# 指示文 A:
押出成形と酵素抽出についての提示文から、「A: 酵素は主に抽出工程で使」から「小限に抑えることができます。」までを両端も含めて、一字一句違えずに書き写すこと。
# 指示文 B:
押出成形と酵素抽出についての提示文を引き継ぎ、最後の文の後に続きを書くこと。

# 提示文:
A: 押出成形(extrusion)は分離たんぱく質の活用方法の一例に過ぎません。他にも、プロテインパウダー、飲料用素材、フェイクミート用パティなど様々な用途があります。なお、アルファ・ラバルでは現時点で押出成形の装置は提供しておりません。
Q: 酵素を使用して、アルカリや酸の代わりにたんぱく質を抽出する方法は研究されていますか?もしそうであれば、水洗時における水溶性たんぱく質の損失はどのように管理していますか?
A: 酵素は主に抽出工程で使用されており、沈殿の代替とはなりません。ただし、たんぱく質が加水分解された場合は別製品(加水分解物)となり、抽出たんぱく質とは異なります。酵素による抽出は現在も研究が進められています。酵素で抽出後に酸沈殿を行う場合、pHが低いため水洗時の損失は小さいとされています。加水分解物が生成される場合は、ダイアフィルトレーション膜など別の洗浄技術を用いることで損失を最小限に抑えることができます。

# 生データ:
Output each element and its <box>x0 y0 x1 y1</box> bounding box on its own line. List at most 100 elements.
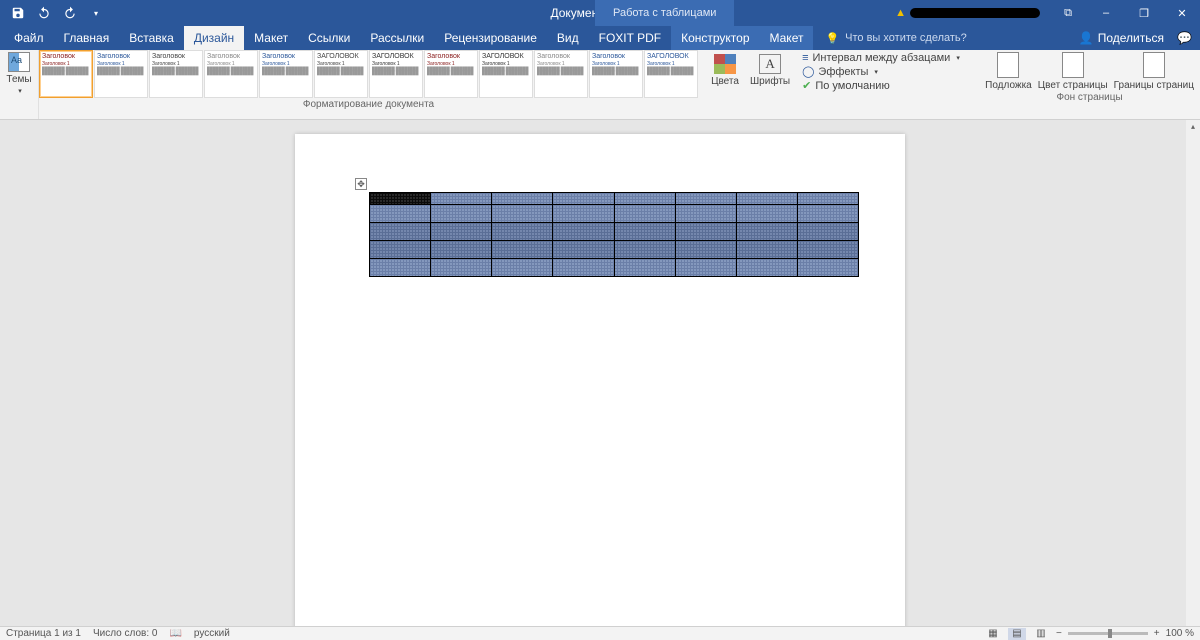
vertical-scrollbar[interactable]: ▴ <box>1186 120 1200 626</box>
redo-button[interactable] <box>58 1 82 25</box>
style-card[interactable]: ЗаголовокЗаголовок 1████████ ████████ ██… <box>424 50 478 98</box>
table-cell[interactable] <box>370 223 431 241</box>
table-cell[interactable] <box>614 205 675 223</box>
share-button[interactable]: 👤 Поделиться <box>1079 31 1164 45</box>
qat-customize-button[interactable]: ▾ <box>84 1 108 25</box>
table-cell[interactable] <box>675 241 736 259</box>
spellcheck-icon[interactable]: 📖 <box>169 628 181 639</box>
table-cell[interactable] <box>370 205 431 223</box>
set-default-button[interactable]: ✔По умолчанию <box>802 79 960 92</box>
style-card[interactable]: ЗаголовокЗаголовок 1████████ ████████ ██… <box>149 50 203 98</box>
zoom-level[interactable]: 100 % <box>1166 628 1194 639</box>
maximize-button[interactable]: ❐ <box>1126 0 1162 26</box>
page-number-status[interactable]: Страница 1 из 1 <box>6 628 81 639</box>
style-card[interactable]: ЗАГОЛОВОКЗаголовок 1████████ ████████ ██… <box>644 50 698 98</box>
tab-references[interactable]: Ссылки <box>298 26 360 50</box>
tab-table-layout[interactable]: Макет <box>760 26 814 50</box>
table-cell[interactable] <box>431 259 492 277</box>
document-table[interactable] <box>369 192 859 277</box>
language-status[interactable]: русский <box>194 628 230 639</box>
colors-button[interactable]: Цвета <box>706 54 744 87</box>
table-cell[interactable] <box>614 241 675 259</box>
page-color-button[interactable]: Цвет страницы <box>1038 52 1108 91</box>
word-count-status[interactable]: Число слов: 0 <box>93 628 157 639</box>
table-cell[interactable] <box>614 193 675 205</box>
tell-me-search[interactable]: 💡 Что вы хотите сделать? <box>825 32 966 45</box>
account-warning[interactable]: ▲ <box>895 7 1040 19</box>
tab-foxit[interactable]: FOXIT PDF <box>589 26 671 50</box>
table-cell[interactable] <box>736 241 797 259</box>
style-card[interactable]: ЗаголовокЗаголовок 1████████ ████████ ██… <box>589 50 643 98</box>
table-cell[interactable] <box>431 241 492 259</box>
style-gallery[interactable]: ЗаголовокЗаголовок 1████████ ████████ ██… <box>39 50 698 98</box>
zoom-out-button[interactable]: − <box>1056 628 1062 639</box>
table-cell[interactable] <box>431 223 492 241</box>
effects-button[interactable]: ◯Эффекты▾ <box>802 65 960 78</box>
style-card[interactable]: ЗаголовокЗаголовок 1████████ ████████ ██… <box>534 50 588 98</box>
table-cell[interactable] <box>492 193 553 205</box>
style-card[interactable]: ЗаголовокЗаголовок 1████████ ████████ ██… <box>259 50 313 98</box>
tab-view[interactable]: Вид <box>547 26 589 50</box>
table-cell[interactable] <box>431 193 492 205</box>
tab-home[interactable]: Главная <box>54 26 120 50</box>
table-cell[interactable] <box>370 193 431 205</box>
table-cell[interactable] <box>370 259 431 277</box>
read-mode-button[interactable]: ▦ <box>984 628 1002 640</box>
tab-review[interactable]: Рецензирование <box>434 26 547 50</box>
table-cell[interactable] <box>553 241 614 259</box>
table-cell[interactable] <box>492 223 553 241</box>
table-cell[interactable] <box>797 223 858 241</box>
table-cell[interactable] <box>614 259 675 277</box>
ribbon-display-button[interactable]: ⧉ <box>1050 0 1086 26</box>
table-cell[interactable] <box>736 259 797 277</box>
undo-button[interactable] <box>32 1 56 25</box>
scroll-up-button[interactable]: ▴ <box>1186 120 1200 134</box>
table-cell[interactable] <box>553 259 614 277</box>
table-cell[interactable] <box>431 205 492 223</box>
tab-constructor[interactable]: Конструктор <box>671 26 759 50</box>
table-cell[interactable] <box>675 193 736 205</box>
tab-mailings[interactable]: Рассылки <box>360 26 434 50</box>
table-cell[interactable] <box>797 241 858 259</box>
document-canvas[interactable]: ✥ <box>0 120 1200 626</box>
table-cell[interactable] <box>736 223 797 241</box>
fonts-button[interactable]: A Шрифты <box>750 54 790 87</box>
zoom-slider[interactable] <box>1068 632 1148 635</box>
tab-insert[interactable]: Вставка <box>119 26 184 50</box>
style-card[interactable]: ЗАГОЛОВОКЗаголовок 1████████ ████████ ██… <box>314 50 368 98</box>
table-cell[interactable] <box>553 193 614 205</box>
table-cell[interactable] <box>675 205 736 223</box>
table-cell[interactable] <box>614 223 675 241</box>
paragraph-spacing-button[interactable]: ≡Интервал между абзацами▾ <box>802 52 960 64</box>
tab-design[interactable]: Дизайн <box>184 26 244 50</box>
table-cell[interactable] <box>797 205 858 223</box>
tab-file[interactable]: Файл <box>4 26 54 50</box>
zoom-in-button[interactable]: + <box>1154 628 1160 639</box>
comments-button[interactable]: 💬 <box>1177 31 1192 45</box>
table-cell[interactable] <box>492 259 553 277</box>
page-borders-button[interactable]: Границы страниц <box>1114 52 1194 91</box>
table-cell[interactable] <box>370 241 431 259</box>
table-cell[interactable] <box>736 193 797 205</box>
themes-button[interactable]: Темы ▾ <box>4 52 34 95</box>
close-button[interactable]: ✕ <box>1164 0 1200 26</box>
style-card[interactable]: ЗаголовокЗаголовок 1████████ ████████ ██… <box>204 50 258 98</box>
style-card[interactable]: ЗАГОЛОВОКЗаголовок 1████████ ████████ ██… <box>479 50 533 98</box>
page[interactable]: ✥ <box>295 134 905 626</box>
style-card[interactable]: ЗаголовокЗаголовок 1████████ ████████ ██… <box>39 50 93 98</box>
table-cell[interactable] <box>492 241 553 259</box>
table-cell[interactable] <box>675 259 736 277</box>
save-button[interactable] <box>6 1 30 25</box>
web-layout-button[interactable]: ▥ <box>1032 628 1050 640</box>
table-cell[interactable] <box>797 259 858 277</box>
table-cell[interactable] <box>675 223 736 241</box>
print-layout-button[interactable]: ▤ <box>1008 628 1026 640</box>
table-move-handle[interactable]: ✥ <box>355 178 367 190</box>
watermark-button[interactable]: Подложка <box>985 52 1032 91</box>
table-cell[interactable] <box>797 193 858 205</box>
table-cell[interactable] <box>492 205 553 223</box>
table-cell[interactable] <box>553 205 614 223</box>
tab-layout[interactable]: Макет <box>244 26 298 50</box>
table-cell[interactable] <box>736 205 797 223</box>
table-cell[interactable] <box>553 223 614 241</box>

# 回答 A:
A: 酵素は主に抽出工程で使用されており、沈殿の代替とはなりません。ただし、たんぱく質が加水分解された場合は別製品(加水分解物)となり、抽出たんぱく質とは異なります。酵素による抽出は現在も研究が進められています。酵素で抽出後に酸沈殿を行う場合、pHが低いため水洗時の損失は小さいとされています。加水分解物が生成される場合は、ダイアフィルトレーション膜など別の洗浄技術を用いることで損失を最小限に抑えることができます。

# 回答 B:
Q: なぜ膜システムは、沈殿やデカンタによるたんぱく質抽出の代わりに使われないのですか?
A: 特定のケースでは膜システムも使用されています。ただし、耐久性の面や操作条件を踏まえると、アルカリ/酸抽出とデカンタを組み合わせたシステムの方が堅牢であるため、比較検討のうえ導入されることが多いです。